**Work required**
Wherever the word "Budget" appears in the entries, copy the whole line.

Entries from a visual dataset:
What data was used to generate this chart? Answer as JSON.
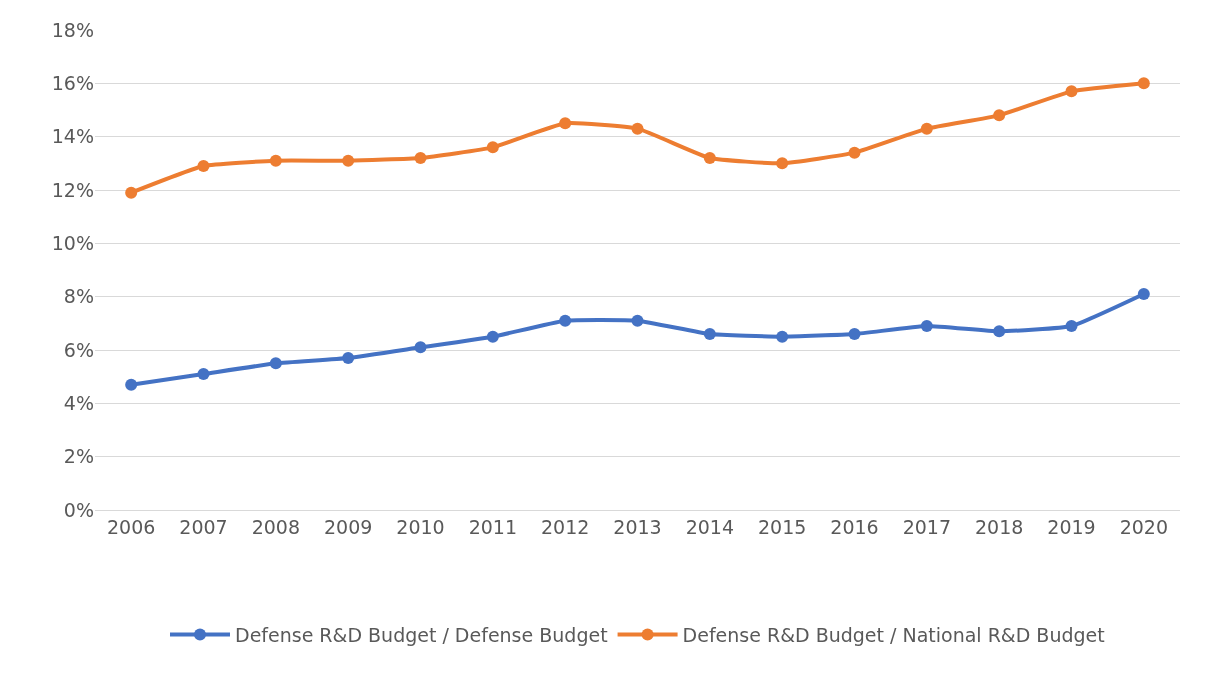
{
  "chart_data": {
    "type": "line",
    "categories": [
      "2006",
      "2007",
      "2008",
      "2009",
      "2010",
      "2011",
      "2012",
      "2013",
      "2014",
      "2015",
      "2016",
      "2017",
      "2018",
      "2019",
      "2020"
    ],
    "series": [
      {
        "name": "Defense R&D Budget / Defense Budget",
        "color": "#4472c4",
        "values": [
          4.7,
          5.1,
          5.5,
          5.7,
          6.1,
          6.5,
          7.1,
          7.1,
          6.6,
          6.5,
          6.6,
          6.9,
          6.7,
          6.9,
          8.1
        ]
      },
      {
        "name": "Defense R&D Budget / National R&D Budget",
        "color": "#ed7d31",
        "values": [
          11.9,
          12.9,
          13.1,
          13.1,
          13.2,
          13.6,
          14.5,
          14.3,
          13.2,
          13.0,
          13.4,
          14.3,
          14.8,
          15.7,
          16.0
        ]
      }
    ],
    "ylim": [
      0,
      18
    ],
    "yticks": [
      {
        "value": 0,
        "label": "0%"
      },
      {
        "value": 2,
        "label": "2%"
      },
      {
        "value": 4,
        "label": "4%"
      },
      {
        "value": 6,
        "label": "6%"
      },
      {
        "value": 8,
        "label": "8%"
      },
      {
        "value": 10,
        "label": "10%"
      },
      {
        "value": 12,
        "label": "12%"
      },
      {
        "value": 14,
        "label": "14%"
      },
      {
        "value": 16,
        "label": "16%"
      },
      {
        "value": 18,
        "label": "18%"
      }
    ],
    "grid": "y",
    "legend": "bottom",
    "marker": "circle",
    "line_style": "solid"
  }
}
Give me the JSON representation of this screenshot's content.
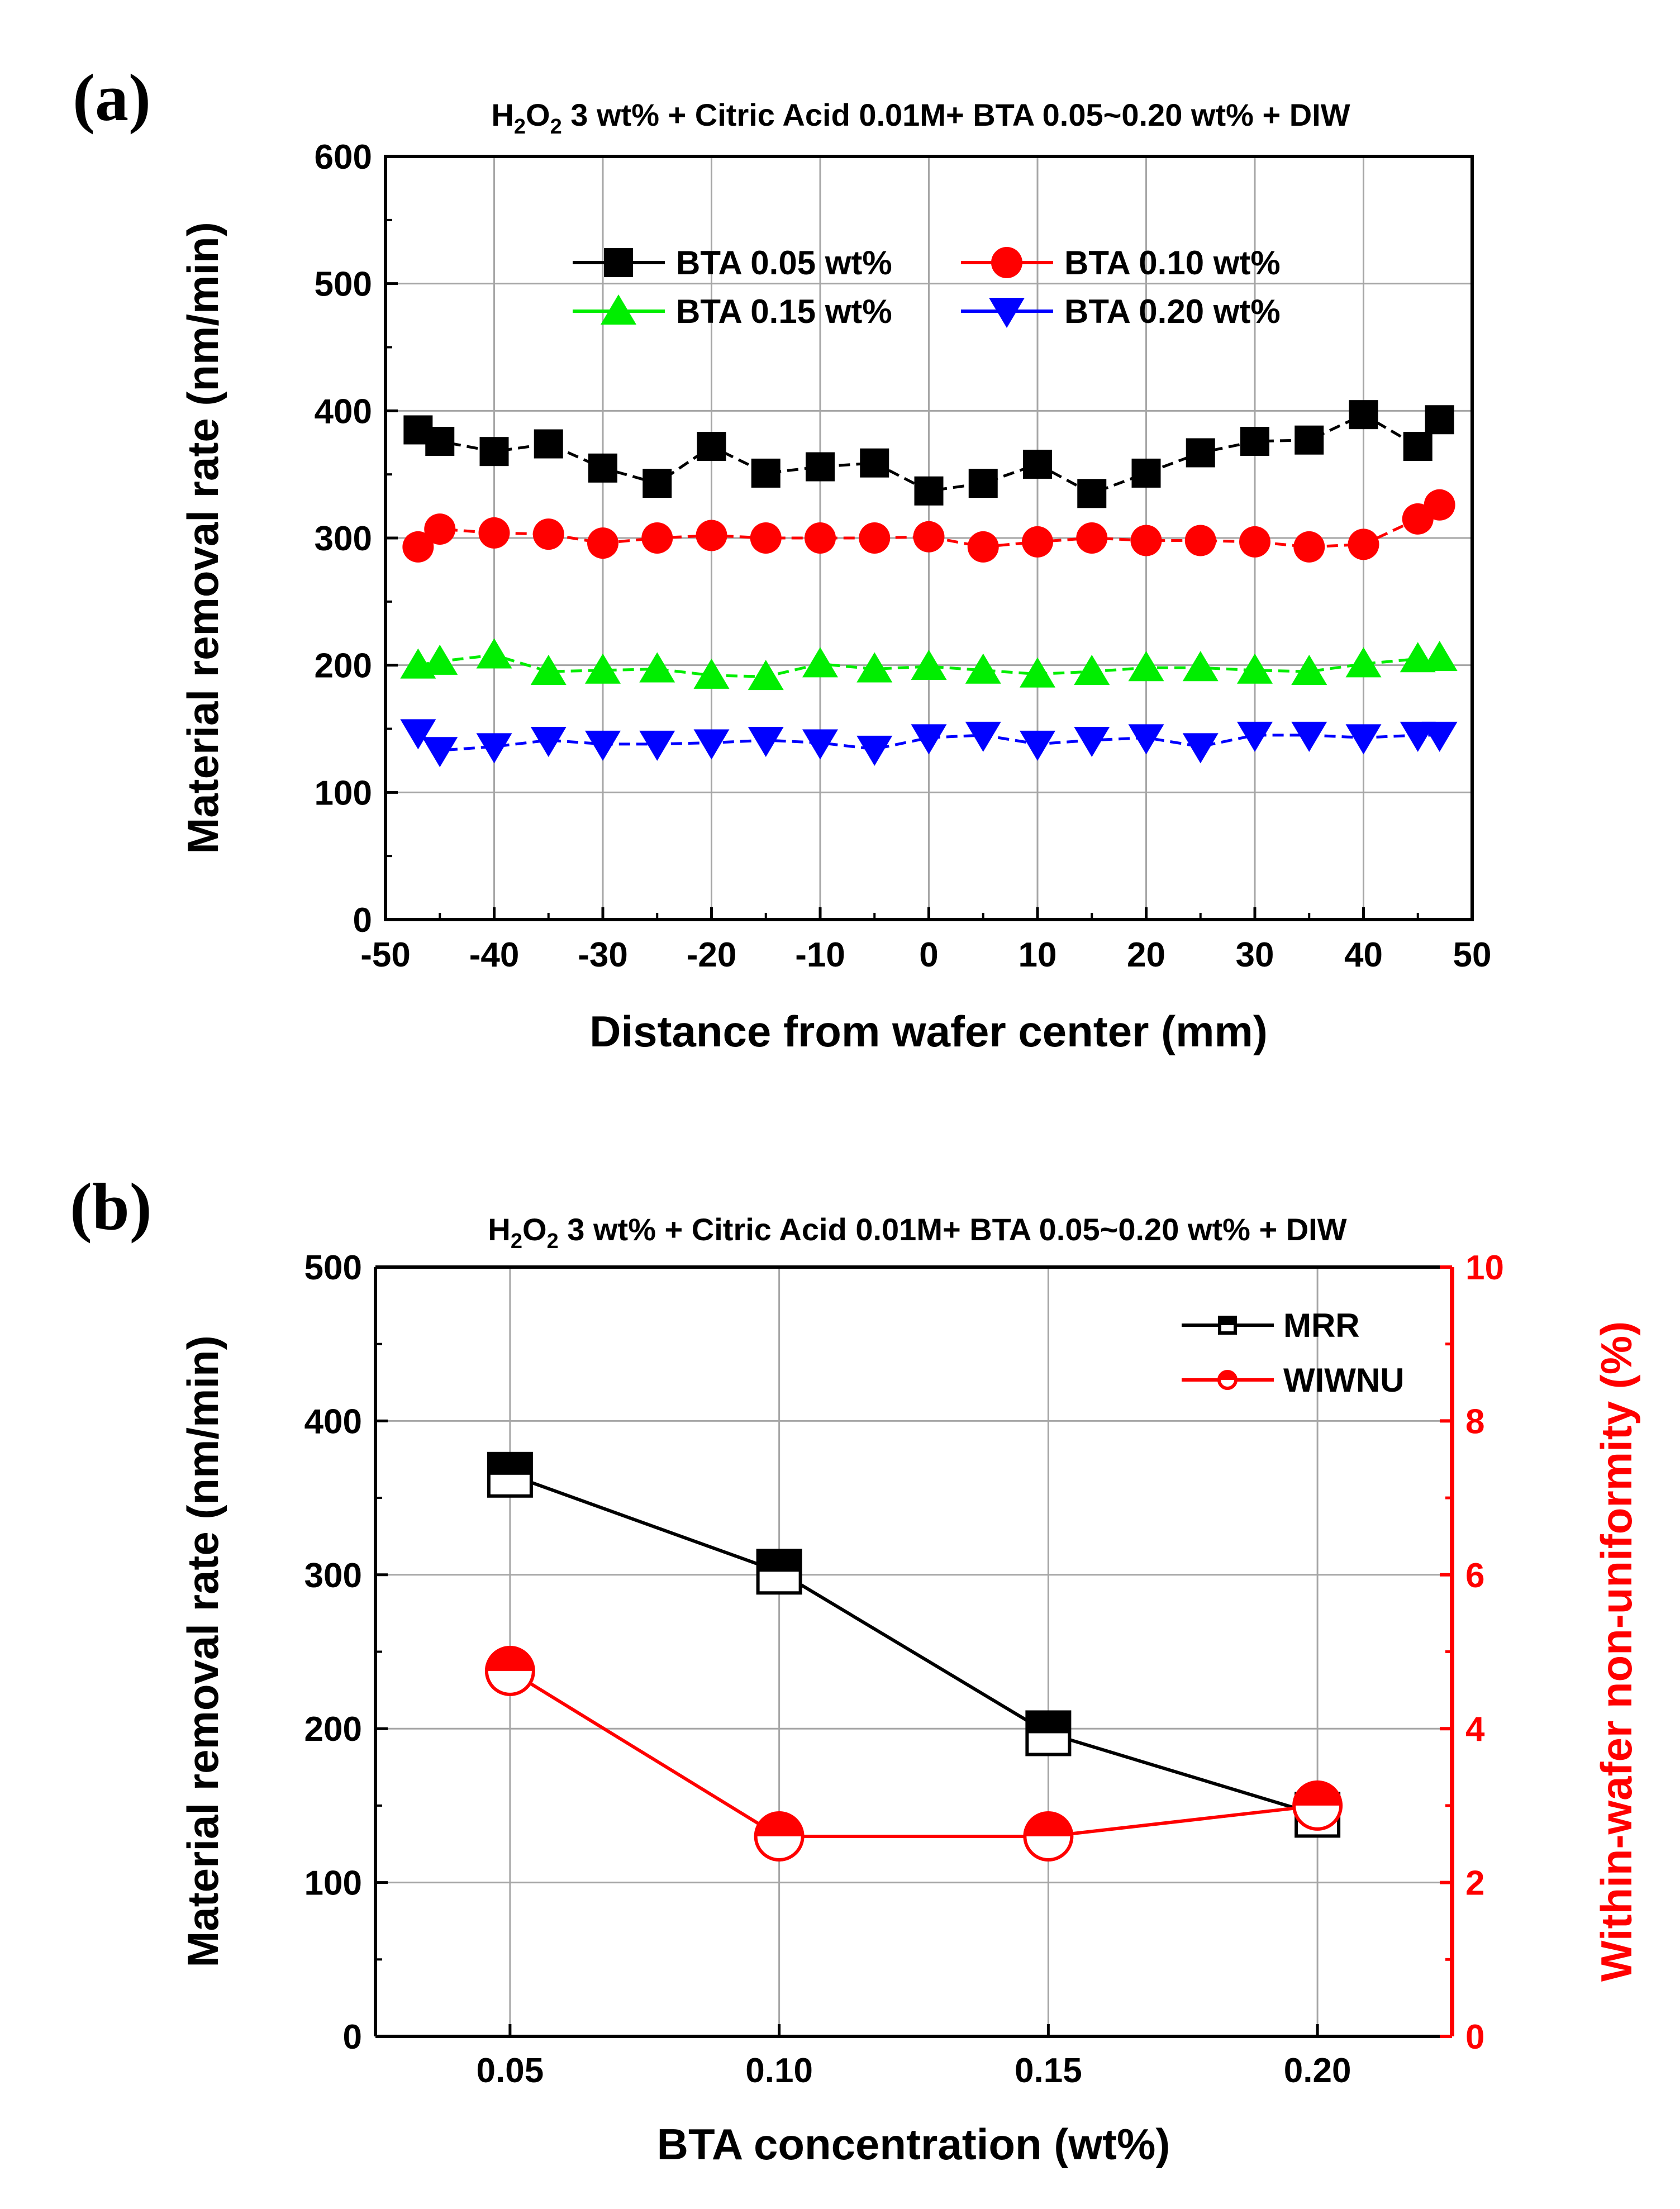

**Exercise result**
        "name": "Defense R&D Budget / Defense Budget",
        "name": "Defense R&D Budget / National R&D Budget",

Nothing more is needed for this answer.